Goal: In the entries below, find every line with "Report" and copy it.
━━━━━━━━━━━━━━━━
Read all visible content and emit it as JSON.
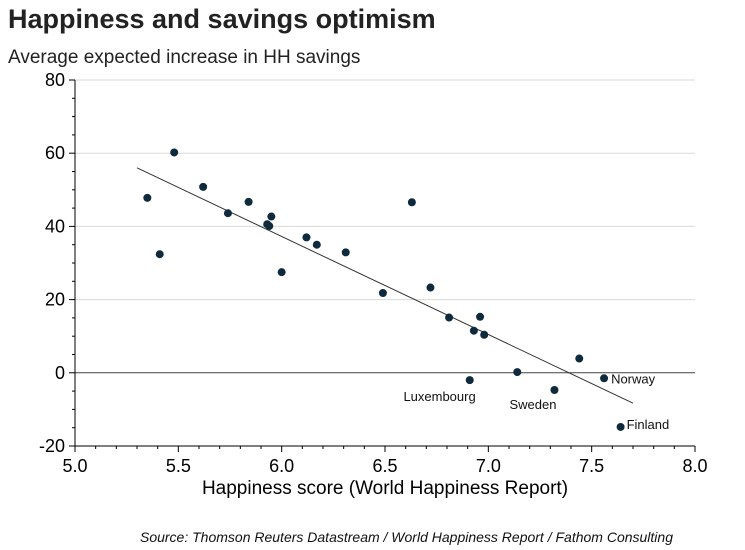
{
  "chart_data": {
    "type": "scatter",
    "title": "Happiness and savings optimism",
    "subtitle": "Average expected increase in HH savings",
    "xlabel": "Happiness score (World Happiness Report)",
    "ylabel": "",
    "xlim": [
      5.0,
      8.0
    ],
    "ylim": [
      -20,
      80
    ],
    "x_ticks": [
      5.0,
      5.5,
      6.0,
      6.5,
      7.0,
      7.5,
      8.0
    ],
    "x_tick_labels": [
      "5.0",
      "5.5",
      "6.0",
      "6.5",
      "7.0",
      "7.5",
      "8.0"
    ],
    "y_ticks": [
      -20,
      0,
      20,
      40,
      60,
      80
    ],
    "y_tick_labels": [
      "-20",
      "0",
      "20",
      "40",
      "60",
      "80"
    ],
    "grid": "horizontal",
    "zero_line": true,
    "points": [
      {
        "x": 5.35,
        "y": 47.8
      },
      {
        "x": 5.41,
        "y": 32.4
      },
      {
        "x": 5.48,
        "y": 60.2
      },
      {
        "x": 5.62,
        "y": 50.8
      },
      {
        "x": 5.74,
        "y": 43.6
      },
      {
        "x": 5.84,
        "y": 46.7
      },
      {
        "x": 5.93,
        "y": 40.6
      },
      {
        "x": 5.94,
        "y": 40.1
      },
      {
        "x": 5.95,
        "y": 42.7
      },
      {
        "x": 6.0,
        "y": 27.5
      },
      {
        "x": 6.12,
        "y": 37.0
      },
      {
        "x": 6.17,
        "y": 35.0
      },
      {
        "x": 6.31,
        "y": 32.9
      },
      {
        "x": 6.49,
        "y": 21.8
      },
      {
        "x": 6.63,
        "y": 46.6
      },
      {
        "x": 6.72,
        "y": 23.3
      },
      {
        "x": 6.81,
        "y": 15.1
      },
      {
        "x": 6.93,
        "y": 11.5
      },
      {
        "x": 6.96,
        "y": 15.3
      },
      {
        "x": 6.98,
        "y": 10.4
      },
      {
        "x": 7.14,
        "y": 0.2
      },
      {
        "x": 7.44,
        "y": 3.9
      },
      {
        "x": 6.91,
        "y": -2.0,
        "label": "Luxembourg"
      },
      {
        "x": 7.32,
        "y": -4.7,
        "label": "Sweden"
      },
      {
        "x": 7.56,
        "y": -1.5,
        "label": "Norway"
      },
      {
        "x": 7.64,
        "y": -14.8,
        "label": "Finland"
      }
    ],
    "trendline": {
      "x": [
        5.3,
        7.7
      ],
      "y": [
        56.0,
        -8.3
      ]
    },
    "colors": {
      "point": "#0f2a3d",
      "trendline": "#333333",
      "grid": "#d9d9d9",
      "axis": "#000000"
    }
  },
  "source": "Source: Thomson Reuters Datastream / World Happiness Report / Fathom Consulting"
}
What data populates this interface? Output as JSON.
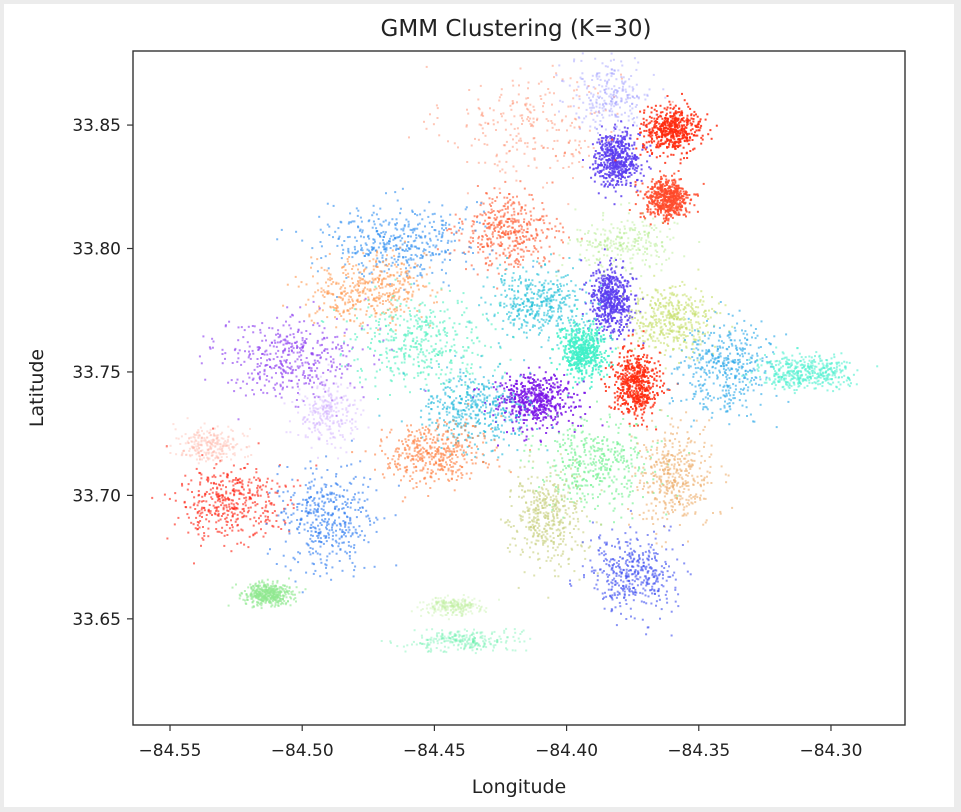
{
  "chart_data": {
    "type": "scatter",
    "title": "GMM Clustering (K=30)",
    "xlabel": "Longitude",
    "ylabel": "Latitude",
    "xlim": [
      -84.564,
      -84.272
    ],
    "ylim": [
      33.607,
      33.88
    ],
    "xticks": [
      -84.55,
      -84.5,
      -84.45,
      -84.4,
      -84.35,
      -84.3
    ],
    "xtick_labels": [
      "−84.55",
      "−84.50",
      "−84.45",
      "−84.40",
      "−84.35",
      "−84.30"
    ],
    "yticks": [
      33.65,
      33.7,
      33.75,
      33.8,
      33.85
    ],
    "ytick_labels": [
      "33.65",
      "33.70",
      "33.75",
      "33.80",
      "33.85"
    ],
    "grid": false,
    "legend": "none",
    "clusters": [
      {
        "color": "#ff6a40",
        "center": [
          -84.413,
          33.85
        ],
        "spread": [
          0.03,
          0.022
        ],
        "density": "sparse"
      },
      {
        "color": "#8a86ff",
        "center": [
          -84.383,
          33.862
        ],
        "spread": [
          0.014,
          0.014
        ],
        "density": "sparse"
      },
      {
        "color": "#5a3cf0",
        "center": [
          -84.381,
          33.836
        ],
        "spread": [
          0.008,
          0.01
        ],
        "density": "dense"
      },
      {
        "color": "#ff2a0e",
        "center": [
          -84.36,
          33.848
        ],
        "spread": [
          0.01,
          0.008
        ],
        "density": "dense"
      },
      {
        "color": "#ff4a2a",
        "center": [
          -84.362,
          33.82
        ],
        "spread": [
          0.008,
          0.008
        ],
        "density": "dense"
      },
      {
        "color": "#ff5a30",
        "center": [
          -84.422,
          33.807
        ],
        "spread": [
          0.016,
          0.013
        ],
        "density": "medium"
      },
      {
        "color": "#2e8ef0",
        "center": [
          -84.464,
          33.803
        ],
        "spread": [
          0.025,
          0.014
        ],
        "density": "medium"
      },
      {
        "color": "#ff9a50",
        "center": [
          -84.475,
          33.783
        ],
        "spread": [
          0.02,
          0.012
        ],
        "density": "medium"
      },
      {
        "color": "#52f0c0",
        "center": [
          -84.455,
          33.763
        ],
        "spread": [
          0.024,
          0.016
        ],
        "density": "medium"
      },
      {
        "color": "#20c0d8",
        "center": [
          -84.41,
          33.778
        ],
        "spread": [
          0.018,
          0.012
        ],
        "density": "medium"
      },
      {
        "color": "#5a3cf0",
        "center": [
          -84.383,
          33.779
        ],
        "spread": [
          0.007,
          0.012
        ],
        "density": "dense"
      },
      {
        "color": "#a0e870",
        "center": [
          -84.378,
          33.802
        ],
        "spread": [
          0.018,
          0.01
        ],
        "density": "sparse"
      },
      {
        "color": "#c8e070",
        "center": [
          -84.36,
          33.771
        ],
        "spread": [
          0.014,
          0.012
        ],
        "density": "medium"
      },
      {
        "color": "#40f0c8",
        "center": [
          -84.394,
          33.758
        ],
        "spread": [
          0.008,
          0.01
        ],
        "density": "dense"
      },
      {
        "color": "#ff2a0e",
        "center": [
          -84.374,
          33.745
        ],
        "spread": [
          0.008,
          0.012
        ],
        "density": "dense"
      },
      {
        "color": "#28a8e8",
        "center": [
          -84.34,
          33.752
        ],
        "spread": [
          0.016,
          0.016
        ],
        "density": "medium"
      },
      {
        "color": "#50f0d0",
        "center": [
          -84.31,
          33.75
        ],
        "spread": [
          0.016,
          0.006
        ],
        "density": "medium"
      },
      {
        "color": "#7a14e8",
        "center": [
          -84.412,
          33.738
        ],
        "spread": [
          0.014,
          0.01
        ],
        "density": "dense"
      },
      {
        "color": "#20b8dc",
        "center": [
          -84.436,
          33.735
        ],
        "spread": [
          0.018,
          0.014
        ],
        "density": "medium"
      },
      {
        "color": "#8a3cf0",
        "center": [
          -84.505,
          33.755
        ],
        "spread": [
          0.025,
          0.015
        ],
        "density": "medium"
      },
      {
        "color": "#c8a0ff",
        "center": [
          -84.491,
          33.733
        ],
        "spread": [
          0.01,
          0.012
        ],
        "density": "sparse"
      },
      {
        "color": "#ff8040",
        "center": [
          -84.451,
          33.717
        ],
        "spread": [
          0.018,
          0.012
        ],
        "density": "medium"
      },
      {
        "color": "#70f090",
        "center": [
          -84.39,
          33.713
        ],
        "spread": [
          0.02,
          0.016
        ],
        "density": "medium"
      },
      {
        "color": "#eeb070",
        "center": [
          -84.359,
          33.707
        ],
        "spread": [
          0.013,
          0.018
        ],
        "density": "medium"
      },
      {
        "color": "#c8d080",
        "center": [
          -84.407,
          33.69
        ],
        "spread": [
          0.013,
          0.018
        ],
        "density": "medium"
      },
      {
        "color": "#4050f0",
        "center": [
          -84.375,
          33.668
        ],
        "spread": [
          0.015,
          0.014
        ],
        "density": "medium"
      },
      {
        "color": "#ff2010",
        "center": [
          -84.527,
          33.697
        ],
        "spread": [
          0.018,
          0.014
        ],
        "density": "medium"
      },
      {
        "color": "#ffb0a0",
        "center": [
          -84.535,
          33.72
        ],
        "spread": [
          0.012,
          0.006
        ],
        "density": "sparse"
      },
      {
        "color": "#2e7cf0",
        "center": [
          -84.491,
          33.691
        ],
        "spread": [
          0.016,
          0.018
        ],
        "density": "medium"
      },
      {
        "color": "#90e890",
        "center": [
          -84.513,
          33.66
        ],
        "spread": [
          0.008,
          0.004
        ],
        "density": "medium"
      },
      {
        "color": "#60f0a8",
        "center": [
          -84.44,
          33.641
        ],
        "spread": [
          0.018,
          0.004
        ],
        "density": "sparse"
      },
      {
        "color": "#c0f0a0",
        "center": [
          -84.443,
          33.655
        ],
        "spread": [
          0.01,
          0.003
        ],
        "density": "sparse"
      }
    ]
  }
}
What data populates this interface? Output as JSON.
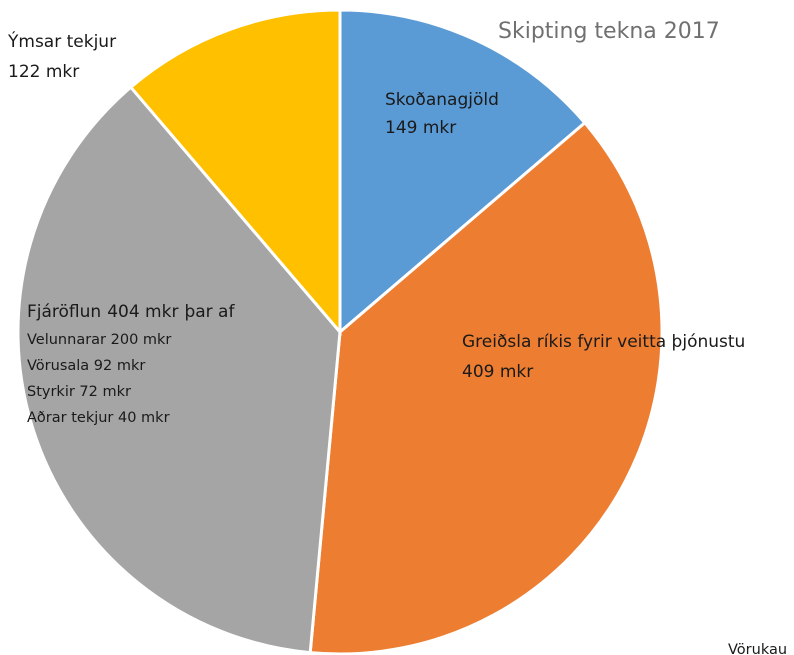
{
  "chart_data": {
    "type": "pie",
    "title": "Skipting tekna 2017",
    "categories": [
      "Skoðanagjöld",
      "Greiðsla ríkis fyrir veitta þjónustu",
      "Fjáröflun",
      "Ýmsar tekjur"
    ],
    "values": [
      149,
      409,
      404,
      122
    ],
    "value_labels": [
      "149 mkr",
      "409 mkr",
      "404 mkr",
      "122 mkr"
    ],
    "colors": [
      "#5b9bd5",
      "#ed7d31",
      "#a5a5a5",
      "#ffc000"
    ],
    "breakdown_title": "þar af",
    "breakdown": [
      "Velunnarar 200 mkr",
      "Vörusala 92 mkr",
      "Styrkir 72 mkr",
      "Aðrar tekjur 40 mkr"
    ],
    "annotation": "Vörukau"
  }
}
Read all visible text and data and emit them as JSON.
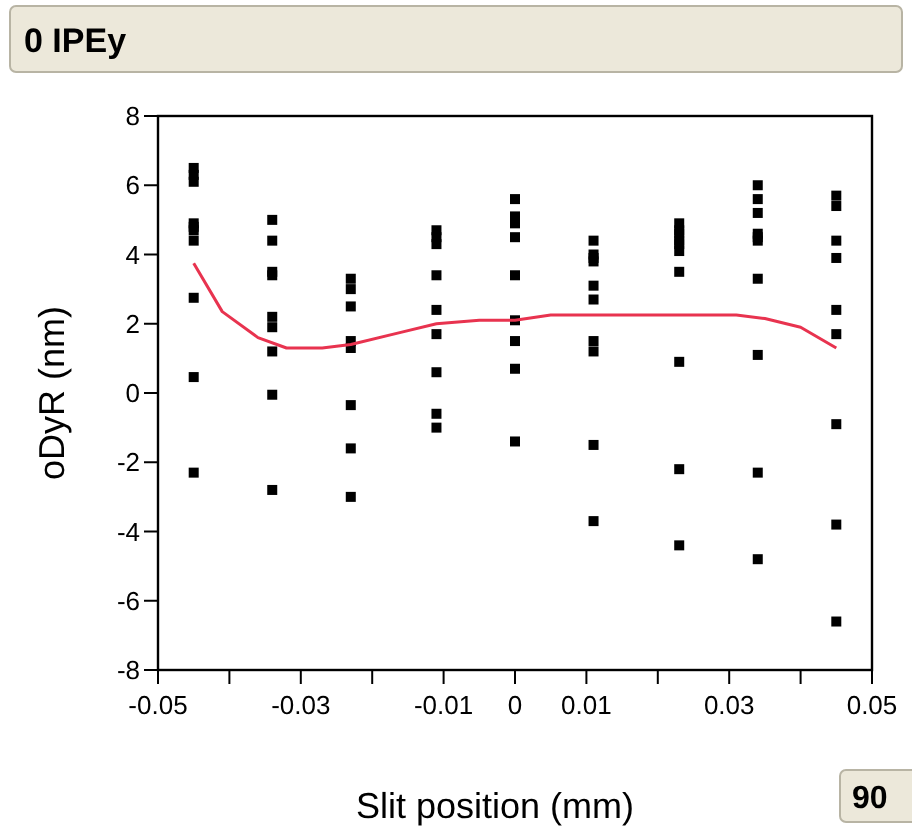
{
  "chart_data": {
    "type": "scatter",
    "title": "0 IPEy",
    "xlabel": "Slit position (mm)",
    "ylabel": "oDyR (nm)",
    "annotations": [
      "90"
    ],
    "xlim": [
      -0.05,
      0.05
    ],
    "xticks": [
      -0.05,
      {
        "value": -0.04,
        "label": null
      },
      -0.03,
      {
        "value": -0.02,
        "label": null
      },
      -0.01,
      0,
      0.01,
      {
        "value": 0.02,
        "label": null
      },
      0.03,
      {
        "value": 0.04,
        "label": null
      },
      0.05
    ],
    "ylim": [
      -8,
      8
    ],
    "yticks": [
      -8,
      -6,
      -4,
      -2,
      0,
      2,
      4,
      6,
      8
    ],
    "grid": false,
    "series": [
      {
        "color": "#000000",
        "marker": "square",
        "x": [
          -0.045,
          -0.045,
          -0.045,
          -0.045,
          -0.045,
          -0.045,
          -0.045,
          -0.045,
          -0.045,
          -0.045,
          -0.034,
          -0.034,
          -0.034,
          -0.034,
          -0.034,
          -0.034,
          -0.034,
          -0.034,
          -0.034,
          -0.023,
          -0.023,
          -0.023,
          -0.023,
          -0.023,
          -0.023,
          -0.023,
          -0.023,
          -0.011,
          -0.011,
          -0.011,
          -0.011,
          -0.011,
          -0.011,
          -0.011,
          -0.011,
          -0.011,
          0,
          0,
          0,
          0,
          0,
          0,
          0,
          0,
          0,
          0.011,
          0.011,
          0.011,
          0.011,
          0.011,
          0.011,
          0.011,
          0.011,
          0.011,
          0.011,
          0.023,
          0.023,
          0.023,
          0.023,
          0.023,
          0.023,
          0.023,
          0.023,
          0.023,
          0.023,
          0.034,
          0.034,
          0.034,
          0.034,
          0.034,
          0.034,
          0.034,
          0.034,
          0.034,
          0.034,
          0.045,
          0.045,
          0.045,
          0.045,
          0.045,
          0.045,
          0.045,
          0.045,
          0.045
        ],
        "values": [
          6.5,
          6.3,
          6.1,
          4.9,
          4.8,
          4.7,
          4.4,
          2.75,
          0.46,
          -2.3,
          5.0,
          4.4,
          3.5,
          3.4,
          2.2,
          1.9,
          1.2,
          -0.05,
          -2.8,
          3.3,
          3.0,
          2.5,
          1.5,
          1.3,
          -0.35,
          -1.6,
          -3.0,
          4.7,
          4.5,
          4.3,
          3.4,
          2.4,
          1.7,
          0.6,
          -0.6,
          -1.0,
          5.6,
          5.1,
          4.9,
          4.5,
          3.4,
          2.1,
          1.5,
          0.7,
          -1.4,
          4.4,
          4.0,
          3.9,
          3.8,
          3.1,
          2.7,
          1.5,
          1.2,
          -1.5,
          -3.7,
          4.9,
          4.7,
          4.6,
          4.4,
          4.3,
          4.1,
          3.5,
          0.9,
          -2.2,
          -4.4,
          6.0,
          5.6,
          5.2,
          4.6,
          4.5,
          4.4,
          3.3,
          1.1,
          -2.3,
          -4.8,
          5.7,
          5.4,
          4.4,
          3.9,
          2.4,
          1.7,
          -0.9,
          -3.8,
          -6.6
        ]
      },
      {
        "type": "line",
        "color": "#e8334f",
        "marker": "none",
        "line_style": "solid",
        "x": [
          -0.045,
          -0.041,
          -0.036,
          -0.032,
          -0.027,
          -0.023,
          -0.016,
          -0.011,
          -0.005,
          0,
          0.005,
          0.031,
          0.035,
          0.04,
          0.045
        ],
        "values": [
          3.75,
          2.35,
          1.6,
          1.3,
          1.3,
          1.4,
          1.75,
          2.0,
          2.1,
          2.1,
          2.25,
          2.25,
          2.15,
          1.9,
          1.3
        ]
      }
    ]
  }
}
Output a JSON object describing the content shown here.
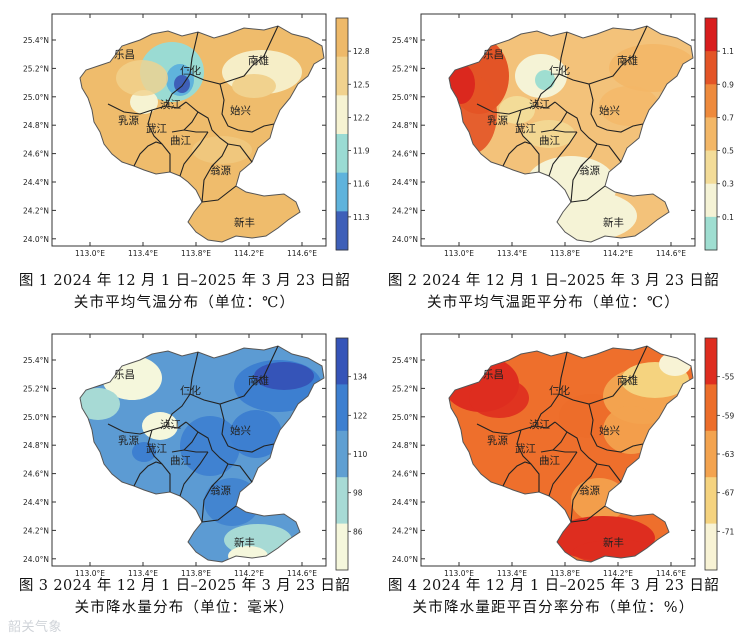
{
  "palettes": {
    "temperature": [
      "#3e5fb8",
      "#5fb3dc",
      "#9adbd3",
      "#f6f3d2",
      "#f1d28e",
      "#eeb969"
    ],
    "anomaly": [
      "#9fded1",
      "#f5f3d6",
      "#f3dc98",
      "#f3b767",
      "#ee8a3c",
      "#e35426",
      "#d81d1d"
    ],
    "precipitation": [
      "#f5f7dc",
      "#a7dad5",
      "#5f9fd2",
      "#3d7fd0",
      "#3554b8"
    ],
    "precip_anomaly": [
      "#f8f3d5",
      "#f5d37f",
      "#f3a34f",
      "#ec6d2a",
      "#de2d1f"
    ]
  },
  "maps": [
    {
      "caption": "图 1   2024 年 12 月 1 日–2025 年 3 月 23 日韶",
      "caption_sub": "关市平均气温分布（单位：℃）",
      "colorbar_ticks": [
        "12.8",
        "12.5",
        "12.2",
        "11.9",
        "11.6",
        "11.3"
      ],
      "fill": "#efbc6c",
      "cities": [
        {
          "name": "乐昌"
        },
        {
          "name": "仁化"
        },
        {
          "name": "南雄"
        },
        {
          "name": "浈江"
        },
        {
          "name": "始兴"
        },
        {
          "name": "乳源"
        },
        {
          "name": "武江"
        },
        {
          "name": "曲江"
        },
        {
          "name": "翁源"
        },
        {
          "name": "新丰"
        }
      ]
    },
    {
      "caption": "图 2   2024 年 12 月 1 日–2025 年 3 月 23 日韶",
      "caption_sub": "关市平均气温距平分布（单位：℃）",
      "colorbar_ticks": [
        "1.1",
        "0.9",
        "0.7",
        "0.5",
        "0.3",
        "0.1"
      ],
      "fill": "#f3c27a",
      "cities": [
        {
          "name": "乐昌"
        },
        {
          "name": "仁化"
        },
        {
          "name": "南雄"
        },
        {
          "name": "浈江"
        },
        {
          "name": "始兴"
        },
        {
          "name": "乳源"
        },
        {
          "name": "武江"
        },
        {
          "name": "曲江"
        },
        {
          "name": "翁源"
        },
        {
          "name": "新丰"
        }
      ]
    },
    {
      "caption": "图 3   2024 年 12 月 1 日–2025 年 3 月 23 日韶",
      "caption_sub": "关市降水量分布（单位：毫米）",
      "colorbar_ticks": [
        "134",
        "122",
        "110",
        "98",
        "86"
      ],
      "fill": "#5c9bd3",
      "cities": [
        {
          "name": "乐昌"
        },
        {
          "name": "仁化"
        },
        {
          "name": "南雄"
        },
        {
          "name": "浈江"
        },
        {
          "name": "始兴"
        },
        {
          "name": "乳源"
        },
        {
          "name": "武江"
        },
        {
          "name": "曲江"
        },
        {
          "name": "翁源"
        },
        {
          "name": "新丰"
        }
      ]
    },
    {
      "caption": "图 4  2024 年 12 月 1 日–2025 年 3 月 23 日韶",
      "caption_sub": "关市降水量距平百分率分布（单位：%）",
      "colorbar_ticks": [
        "-55",
        "-59",
        "-63",
        "-67",
        "-71"
      ],
      "fill": "#ee6f2c",
      "cities": [
        {
          "name": "乐昌"
        },
        {
          "name": "仁化"
        },
        {
          "name": "南雄"
        },
        {
          "name": "浈江"
        },
        {
          "name": "始兴"
        },
        {
          "name": "乳源"
        },
        {
          "name": "武江"
        },
        {
          "name": "曲江"
        },
        {
          "name": "翁源"
        },
        {
          "name": "新丰"
        }
      ]
    }
  ],
  "axis": {
    "lat_labels": [
      "25.4°N",
      "25.2°N",
      "25.0°N",
      "24.8°N",
      "24.6°N",
      "24.4°N",
      "24.2°N",
      "24.0°N"
    ],
    "lon_labels": [
      "113.0°E",
      "113.4°E",
      "113.8°E",
      "114.2°E",
      "114.6°E"
    ]
  },
  "watermark": "韶关气象"
}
━━━━━━━━━━━━━━━━
Result for this task:
    "xlabel": "Happiness score (World Happiness Report)",
  "source": "Source: Thomson Reuters Datastream / World Happiness Report / Fathom Consulting"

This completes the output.